--- START ---

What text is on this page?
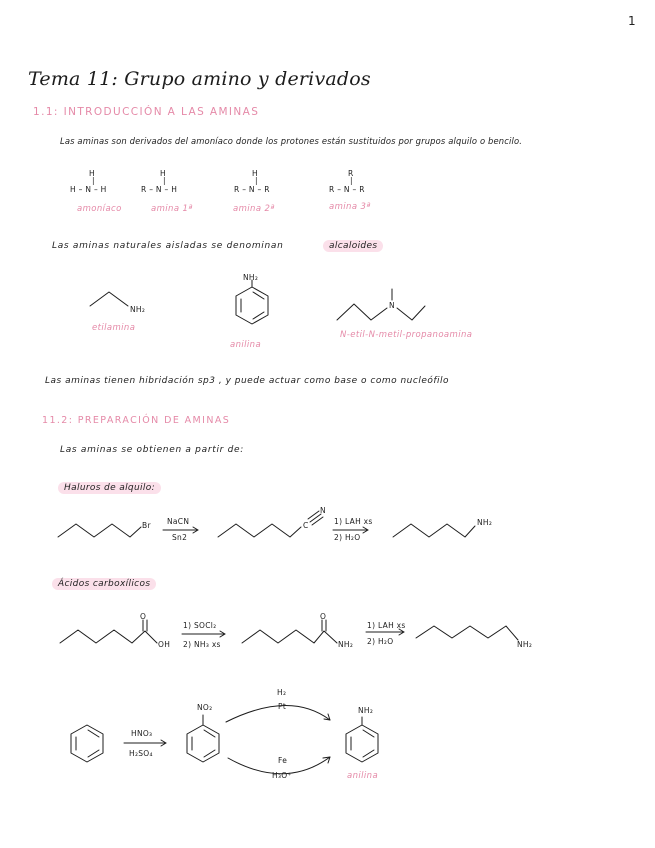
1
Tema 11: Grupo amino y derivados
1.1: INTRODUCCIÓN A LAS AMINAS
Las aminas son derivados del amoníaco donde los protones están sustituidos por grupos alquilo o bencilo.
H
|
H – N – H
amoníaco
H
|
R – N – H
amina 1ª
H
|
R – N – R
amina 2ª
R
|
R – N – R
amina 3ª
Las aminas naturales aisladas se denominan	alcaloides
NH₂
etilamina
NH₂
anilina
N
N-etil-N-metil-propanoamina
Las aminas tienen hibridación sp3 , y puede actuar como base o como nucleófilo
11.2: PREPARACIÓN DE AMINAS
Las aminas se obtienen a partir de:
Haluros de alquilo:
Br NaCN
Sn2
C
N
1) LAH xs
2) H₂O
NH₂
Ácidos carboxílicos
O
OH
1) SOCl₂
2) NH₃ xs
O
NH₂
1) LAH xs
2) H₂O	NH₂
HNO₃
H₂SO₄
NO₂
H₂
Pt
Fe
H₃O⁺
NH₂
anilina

--- END ---

| PROMPT |
Work through the listing above and report how many lines include the string "alquilo", with no other text.

| RESPONSE |
2